__Task goal__
Reply with one number: how many lines contain the word "кулаками".

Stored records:
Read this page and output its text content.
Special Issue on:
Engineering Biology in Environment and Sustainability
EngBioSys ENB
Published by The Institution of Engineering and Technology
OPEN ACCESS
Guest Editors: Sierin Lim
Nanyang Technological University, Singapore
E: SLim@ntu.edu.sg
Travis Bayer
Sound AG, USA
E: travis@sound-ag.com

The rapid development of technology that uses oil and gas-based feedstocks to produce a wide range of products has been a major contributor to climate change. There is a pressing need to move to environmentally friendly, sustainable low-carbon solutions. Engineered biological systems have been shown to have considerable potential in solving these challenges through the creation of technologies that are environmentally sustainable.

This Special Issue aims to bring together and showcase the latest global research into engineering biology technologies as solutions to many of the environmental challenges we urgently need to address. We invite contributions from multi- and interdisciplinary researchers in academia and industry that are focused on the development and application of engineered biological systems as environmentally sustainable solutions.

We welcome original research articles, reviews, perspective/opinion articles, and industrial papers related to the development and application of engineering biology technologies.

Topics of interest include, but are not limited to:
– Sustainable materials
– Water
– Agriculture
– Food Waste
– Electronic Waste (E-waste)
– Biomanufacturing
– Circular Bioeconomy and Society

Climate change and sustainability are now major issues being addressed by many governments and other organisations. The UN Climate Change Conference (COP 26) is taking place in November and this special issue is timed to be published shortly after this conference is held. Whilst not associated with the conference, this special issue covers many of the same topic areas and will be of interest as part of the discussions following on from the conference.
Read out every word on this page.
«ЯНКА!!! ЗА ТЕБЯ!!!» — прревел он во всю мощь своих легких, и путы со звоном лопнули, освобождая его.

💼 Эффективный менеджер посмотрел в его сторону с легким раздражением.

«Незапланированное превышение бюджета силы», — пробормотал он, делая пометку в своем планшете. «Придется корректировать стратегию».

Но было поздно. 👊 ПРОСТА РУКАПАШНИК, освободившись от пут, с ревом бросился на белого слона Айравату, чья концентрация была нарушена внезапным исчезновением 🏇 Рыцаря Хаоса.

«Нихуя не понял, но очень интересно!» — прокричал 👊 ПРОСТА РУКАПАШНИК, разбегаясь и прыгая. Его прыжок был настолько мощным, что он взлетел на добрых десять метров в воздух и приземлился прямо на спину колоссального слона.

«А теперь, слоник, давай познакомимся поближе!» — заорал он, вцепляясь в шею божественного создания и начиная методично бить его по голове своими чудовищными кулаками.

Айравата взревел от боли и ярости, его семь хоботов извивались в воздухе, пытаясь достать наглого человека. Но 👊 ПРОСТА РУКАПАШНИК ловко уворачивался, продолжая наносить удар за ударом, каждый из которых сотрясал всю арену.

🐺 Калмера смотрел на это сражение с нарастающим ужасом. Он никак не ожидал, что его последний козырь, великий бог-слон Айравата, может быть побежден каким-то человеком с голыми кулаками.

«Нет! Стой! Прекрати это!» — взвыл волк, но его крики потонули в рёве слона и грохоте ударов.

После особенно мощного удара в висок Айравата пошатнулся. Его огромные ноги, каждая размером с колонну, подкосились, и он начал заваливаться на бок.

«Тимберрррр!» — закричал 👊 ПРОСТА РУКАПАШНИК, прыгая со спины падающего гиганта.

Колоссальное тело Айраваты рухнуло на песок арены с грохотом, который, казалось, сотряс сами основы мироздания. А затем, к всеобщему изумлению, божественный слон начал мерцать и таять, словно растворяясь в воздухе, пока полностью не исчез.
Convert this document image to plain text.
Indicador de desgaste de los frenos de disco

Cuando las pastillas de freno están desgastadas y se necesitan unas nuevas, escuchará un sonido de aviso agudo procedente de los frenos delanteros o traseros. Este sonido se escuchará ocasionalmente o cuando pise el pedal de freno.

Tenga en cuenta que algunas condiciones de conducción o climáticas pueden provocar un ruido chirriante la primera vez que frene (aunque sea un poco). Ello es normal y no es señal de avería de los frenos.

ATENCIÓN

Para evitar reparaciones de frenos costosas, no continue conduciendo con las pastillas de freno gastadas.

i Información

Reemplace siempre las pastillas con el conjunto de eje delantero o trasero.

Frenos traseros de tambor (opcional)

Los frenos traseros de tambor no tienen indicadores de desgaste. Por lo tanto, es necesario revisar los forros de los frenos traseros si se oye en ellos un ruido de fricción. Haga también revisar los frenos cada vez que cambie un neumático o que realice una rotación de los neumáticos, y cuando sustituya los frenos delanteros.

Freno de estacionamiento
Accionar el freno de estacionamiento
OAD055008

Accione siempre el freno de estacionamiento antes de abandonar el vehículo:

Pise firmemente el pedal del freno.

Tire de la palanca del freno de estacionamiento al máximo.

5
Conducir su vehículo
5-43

__Exercise answer__
2